What to produce: Provide the number of lines containing the word "data", and nothing else.

Raw records:
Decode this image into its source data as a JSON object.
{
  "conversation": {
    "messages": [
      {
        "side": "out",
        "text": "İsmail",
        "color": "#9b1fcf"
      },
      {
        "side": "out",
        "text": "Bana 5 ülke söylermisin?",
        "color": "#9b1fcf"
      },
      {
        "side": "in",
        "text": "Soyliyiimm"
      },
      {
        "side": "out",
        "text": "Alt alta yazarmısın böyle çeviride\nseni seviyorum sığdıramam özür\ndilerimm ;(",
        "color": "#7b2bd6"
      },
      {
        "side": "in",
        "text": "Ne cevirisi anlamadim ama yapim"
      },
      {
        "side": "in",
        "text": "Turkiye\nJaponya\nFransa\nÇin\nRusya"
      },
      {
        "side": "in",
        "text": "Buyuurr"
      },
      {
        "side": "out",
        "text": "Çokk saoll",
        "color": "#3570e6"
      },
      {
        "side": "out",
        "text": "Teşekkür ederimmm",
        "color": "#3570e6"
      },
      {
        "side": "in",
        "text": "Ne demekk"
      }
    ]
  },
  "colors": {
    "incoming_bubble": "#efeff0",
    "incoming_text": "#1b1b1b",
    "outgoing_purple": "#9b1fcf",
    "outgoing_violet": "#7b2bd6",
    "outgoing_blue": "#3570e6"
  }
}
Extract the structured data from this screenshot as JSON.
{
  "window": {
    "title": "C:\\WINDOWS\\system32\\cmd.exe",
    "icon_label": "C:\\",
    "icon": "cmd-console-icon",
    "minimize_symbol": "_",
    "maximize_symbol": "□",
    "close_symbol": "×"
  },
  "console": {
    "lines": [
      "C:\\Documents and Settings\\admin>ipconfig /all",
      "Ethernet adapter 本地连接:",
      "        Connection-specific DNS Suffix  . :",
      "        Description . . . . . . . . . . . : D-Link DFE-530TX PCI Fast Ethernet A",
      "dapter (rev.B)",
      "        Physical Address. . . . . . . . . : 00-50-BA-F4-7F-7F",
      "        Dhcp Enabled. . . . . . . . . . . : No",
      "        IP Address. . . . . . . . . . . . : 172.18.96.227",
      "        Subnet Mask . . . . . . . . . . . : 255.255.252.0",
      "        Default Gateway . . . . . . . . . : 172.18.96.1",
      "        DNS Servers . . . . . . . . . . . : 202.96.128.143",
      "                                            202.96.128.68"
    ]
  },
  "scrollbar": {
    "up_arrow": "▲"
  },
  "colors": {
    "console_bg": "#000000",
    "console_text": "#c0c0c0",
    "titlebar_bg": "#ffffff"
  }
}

Output for this task: 2